§ Requirement: Give the lines of the material from the line containing "p2-curve-low [316, 108, 510, 168]" to the line containing "significance-bracket [244, 74, 249, 108]", both included, as a numbered list with blank lines left out.

§ Information supplied:

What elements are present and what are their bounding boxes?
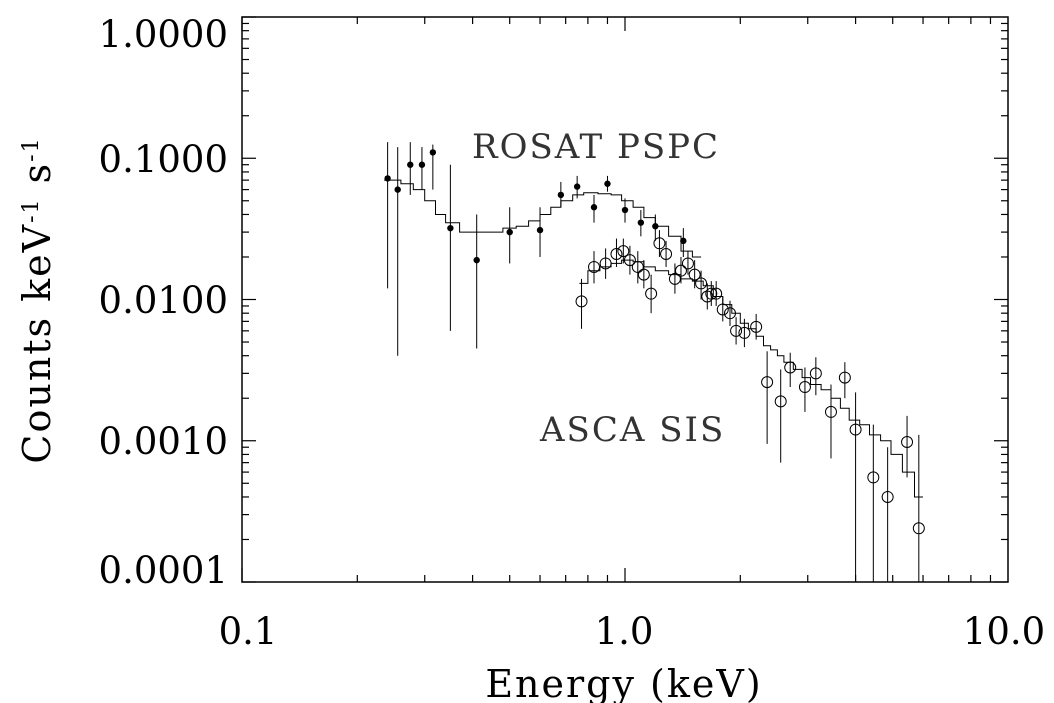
data-point-asca bbox=[668, 272, 681, 285]
data-point-asca bbox=[912, 522, 925, 535]
data-point-rosat bbox=[506, 228, 513, 236]
data-point-rosat bbox=[447, 224, 454, 232]
data-point-asca bbox=[637, 268, 650, 281]
data-point-asca bbox=[901, 435, 914, 448]
data-point-asca bbox=[738, 326, 751, 339]
data-point-asca bbox=[774, 395, 787, 408]
y-axis-title-sup2: -1 bbox=[19, 136, 44, 161]
data-point-asca bbox=[653, 237, 666, 250]
data-point-rosat bbox=[573, 183, 581, 190]
data-point-asca bbox=[867, 471, 880, 484]
data-point-asca bbox=[784, 361, 797, 374]
annotation-rosat: ROSAT PSPC bbox=[472, 127, 720, 167]
data-point-asca bbox=[588, 260, 601, 273]
data-point-asca bbox=[575, 295, 588, 308]
data-point-asca bbox=[730, 324, 743, 337]
data-point-asca bbox=[809, 367, 822, 380]
data-point-asca bbox=[838, 371, 851, 384]
axis-ticks bbox=[241, 16, 1008, 583]
data-point-asca bbox=[705, 287, 718, 300]
data-point-rosat bbox=[621, 206, 629, 214]
data-point-asca bbox=[881, 490, 894, 503]
data-point-asca bbox=[674, 264, 687, 277]
x-tick-label-3: 10.0 bbox=[963, 610, 1045, 653]
data-point-asca bbox=[710, 287, 723, 300]
x-tick-label-2: 1.0 bbox=[595, 610, 654, 653]
data-point-asca bbox=[617, 245, 630, 258]
data-point-asca bbox=[695, 277, 708, 290]
data-point-asca bbox=[660, 247, 673, 260]
y-tick-label-1: 1.0000 bbox=[99, 13, 228, 56]
y-axis-title-main: Counts keV bbox=[15, 223, 59, 464]
y-axis-title: Counts keV-1 s-1 bbox=[15, 136, 59, 463]
data-point-asca bbox=[798, 381, 811, 394]
data-point-rosat bbox=[418, 161, 426, 168]
y-axis-title-sup1: -1 bbox=[19, 197, 44, 222]
data-point-asca bbox=[761, 376, 774, 389]
data-point-asca bbox=[681, 257, 694, 270]
data-point-asca bbox=[623, 254, 636, 267]
data-point-asca bbox=[824, 405, 837, 418]
data-point-rosat bbox=[652, 223, 659, 230]
data-point-asca bbox=[631, 260, 644, 273]
y-axis-title-s: s bbox=[15, 162, 59, 198]
x-axis-title: Energy (keV) bbox=[485, 662, 762, 703]
data-point-asca bbox=[849, 423, 862, 436]
data-point-rosat bbox=[604, 180, 611, 187]
data-point-asca bbox=[645, 287, 658, 300]
data-point-rosat bbox=[557, 191, 565, 199]
data-point-rosat bbox=[637, 219, 645, 226]
data-point-asca bbox=[599, 257, 612, 270]
x-tick-label-1: 0.1 bbox=[219, 610, 278, 653]
data-point-asca bbox=[724, 307, 737, 320]
y-tick-label-5: 0.0001 bbox=[99, 549, 228, 592]
y-tick-label-4: 0.0010 bbox=[99, 420, 228, 463]
data-point-rosat bbox=[473, 256, 480, 264]
data-point-rosat bbox=[680, 237, 687, 245]
y-tick-label-3: 0.0100 bbox=[99, 279, 228, 322]
data-point-asca bbox=[750, 320, 763, 333]
model-step-line bbox=[384, 179, 702, 258]
y-tick-label-2: 0.1000 bbox=[99, 138, 228, 181]
model-step-line bbox=[579, 259, 923, 498]
data-point-rosat bbox=[536, 226, 544, 234]
data-point-rosat bbox=[384, 175, 391, 182]
data-point-rosat bbox=[590, 204, 598, 211]
data-point-asca bbox=[701, 290, 714, 303]
data-point-rosat bbox=[429, 149, 437, 156]
data-point-asca bbox=[688, 268, 701, 281]
plot-layer bbox=[384, 142, 925, 582]
data-point-asca bbox=[716, 303, 729, 316]
annotation-asca: ASCA SIS bbox=[539, 410, 725, 450]
data-point-rosat bbox=[407, 161, 414, 168]
data-point-rosat bbox=[394, 186, 401, 193]
data-point-asca bbox=[610, 247, 623, 260]
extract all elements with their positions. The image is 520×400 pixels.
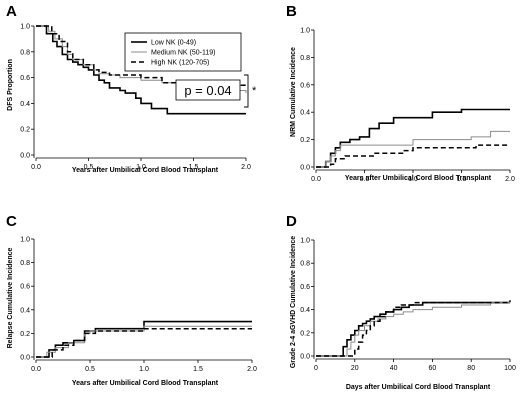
p2-curve-low [316, 108, 510, 168]
p3-y-tick-label: 0.6 [20, 284, 30, 291]
p2-y-tick-label: 0.0 [300, 165, 310, 172]
p2-curve-high [316, 144, 510, 168]
p1-x-tick-label: 0.5 [84, 164, 94, 171]
panel-b-letter: B [286, 3, 297, 20]
p4-x-tick-label: 80 [467, 365, 475, 372]
p2-y-tick-label: 0.4 [300, 110, 310, 117]
panel-d-curves [316, 300, 511, 357]
p4-x-tick-label: 60 [429, 365, 437, 372]
panel-d-ylabel: Grade 2-4 aGVHD Cumulative Incidence [290, 236, 297, 368]
p3-curve-medium [36, 325, 252, 358]
panel-a-xlabel: Years after Umbilical Cord Blood Transpl… [72, 167, 219, 174]
p3-y-tick-label: 1.0 [20, 237, 30, 244]
p2-x-tick-label: 2.0 [505, 176, 515, 183]
p4-curve-low [316, 301, 510, 357]
p1-x-tick-label: 1.0 [136, 164, 146, 171]
p4-y-tick-label: 0.2 [300, 330, 310, 337]
significance-bracket [244, 74, 249, 108]
p2-x-tick-label: 0.5 [360, 176, 370, 183]
panel-d-xlabel: Days after Umbilical Cord Blood Transpla… [346, 384, 491, 391]
p4-y-tick-label: 1.0 [300, 238, 310, 245]
panel-c-axes: 0.0 0.5 1.0 1.5 2.0 0.0 0.2 0.4 0.6 0.8 1.0 [20, 237, 257, 374]
pvalue-box [175, 79, 241, 101]
panel-c-letter: C [6, 213, 17, 230]
p3-x-tick-label: 1.0 [139, 366, 149, 373]
p3-y-tick-label: 0.2 [20, 331, 30, 338]
p1-curve-high [36, 25, 246, 87]
panel-d-axes: 0 20 40 60 80 100 0.0 0.2 0.4 0.6 0.8 1.0 [300, 238, 516, 373]
p1-x-tick-label: 2.0 [241, 164, 251, 171]
p4-curve-medium [316, 301, 511, 357]
legend-label-medium: Medium NK (50-119) [151, 50, 215, 57]
p4-x-tick-label: 100 [504, 365, 516, 372]
p1-y-tick-label: 1.0 [20, 24, 30, 31]
p4-y-tick-label: 0.0 [300, 354, 310, 361]
panel-b: B 0.0 0.5 1.0 1.5 2.0 0.0 0.2 0.4 0.6 0.8 1.0 Year… [286, 3, 515, 183]
legend: Low NK (0-49) Medium NK (50-119) High NK… [124, 32, 242, 72]
p4-y-tick-label: 0.4 [300, 307, 310, 314]
p3-y-tick-label: 0.8 [20, 260, 30, 267]
legend-label-high: High NK (120-705) [151, 60, 209, 67]
p4-curve-high [316, 300, 511, 357]
p4-y-tick-label: 0.6 [300, 284, 310, 291]
p2-x-tick-label: 1.0 [408, 176, 418, 183]
panel-d-letter: D [286, 213, 297, 230]
p1-y-tick-label: 0.2 [20, 127, 30, 134]
p2-y-tick-label: 0.2 [300, 137, 310, 144]
panel-a-letter: A [6, 3, 17, 20]
p4-x-tick-label: 20 [351, 365, 359, 372]
p3-x-tick-label: 2.0 [247, 366, 257, 373]
p1-y-tick-label: 0.8 [20, 49, 30, 56]
panel-b-curves [316, 108, 510, 168]
panel-a: A 0.0 0.5 1.0 1.5 2.0 0.0 0.2 0.4 0.6 0.8 1.0 Year… [6, 3, 257, 174]
panel-c-xlabel: Years after Umbilical Cord Blood Transpl… [72, 380, 219, 387]
p3-x-tick-label: 1.5 [193, 366, 203, 373]
p4-x-tick-label: 0 [314, 365, 318, 372]
p1-y-tick-label: 0.4 [20, 101, 30, 108]
p3-x-tick-label: 0.5 [85, 366, 95, 373]
panel-b-ylabel: NRM Cumulative Incidence [290, 47, 297, 137]
pvalue-label: p = 0.04 [184, 83, 231, 98]
p3-curve-high [36, 327, 252, 358]
panel-c-curves [36, 320, 252, 358]
panel-c: C 0.0 0.5 1.0 1.5 2.0 0.0 0.2 0.4 0.6 0.8 1.0 Year… [6, 213, 257, 387]
p3-x-tick-label: 0.0 [31, 366, 41, 373]
panel-b-xlabel: Years after Umbilical Cord Blood Transpl… [345, 175, 492, 182]
p2-y-tick-label: 0.8 [300, 55, 310, 62]
p2-y-tick-label: 1.0 [300, 28, 310, 35]
p4-x-tick-label: 40 [390, 365, 398, 372]
legend-label-low: Low NK (0-49) [151, 40, 196, 47]
p1-y-tick-label: 0.0 [20, 153, 30, 160]
p1-x-tick-label: 1.5 [189, 164, 199, 171]
p4-y-tick-label: 0.8 [300, 261, 310, 268]
p2-y-tick-label: 0.6 [300, 82, 310, 89]
p2-curve-medium [316, 130, 510, 168]
p2-x-tick-label: 0.0 [311, 176, 321, 183]
panel-b-axes: 0.0 0.5 1.0 1.5 2.0 0.0 0.2 0.4 0.6 0.8 1.0 [300, 28, 515, 184]
p1-curve-low [36, 25, 246, 115]
panel-a-axes: 0.0 0.5 1.0 1.5 2.0 0.0 0.2 0.4 0.6 0.8 1.0 [20, 24, 251, 172]
p2-x-tick-label: 1.5 [457, 176, 467, 183]
p3-y-tick-label: 0.4 [20, 307, 30, 314]
panel-c-ylabel: Relapse Cumulative Incidence [7, 248, 14, 349]
p1-x-tick-label: 0.0 [31, 164, 41, 171]
panel-a-ylabel: DFS Proportion [7, 59, 14, 111]
p1-y-tick-label: 0.6 [20, 75, 30, 82]
significance-star: * [252, 85, 257, 97]
panel-d: D 0 20 40 60 80 100 0.0 0.2 0.4 0.6 0.8 1.0 Days af… [286, 213, 516, 391]
p3-y-tick-label: 0.0 [20, 355, 30, 362]
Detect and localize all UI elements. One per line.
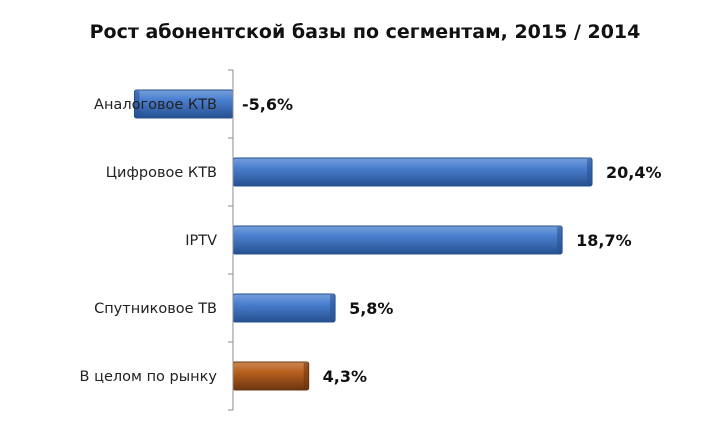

§ Complete output:
1. p2-curve-low [316, 108, 510, 168]
2. p3-y-tick-label: 0.6 [20, 284, 30, 291]
3. p2-y-tick-label: 0.0 [300, 165, 310, 172]
4. p2-curve-high [316, 144, 510, 168]
5. p1-x-tick-label: 0.5 [84, 164, 94, 171]
6. panel-b-letter: B [286, 3, 297, 20]
7. p4-x-tick-label: 80 [467, 365, 475, 372]
8. p2-y-tick-label: 0.4 [300, 110, 310, 117]
9. panel-d-curves [316, 300, 511, 357]
10. p4-x-tick-label: 60 [429, 365, 437, 372]
11. panel-d-ylabel: Grade 2-4 aGVHD Cumulative Incidence [290, 236, 297, 368]
12. p3-curve-medium [36, 325, 252, 358]
13. panel-a-xlabel: Years after Umbilical Cord Blood Transpl… [72, 167, 219, 174]
14. p3-y-tick-label: 1.0 [20, 237, 30, 244]
15. p2-x-tick-label: 2.0 [505, 176, 515, 183]
16. p4-curve-low [316, 301, 510, 357]
17. p1-x-tick-label: 1.0 [136, 164, 146, 171]
18. p4-y-tick-label: 0.2 [300, 330, 310, 337]
19. significance-bracket [244, 74, 249, 108]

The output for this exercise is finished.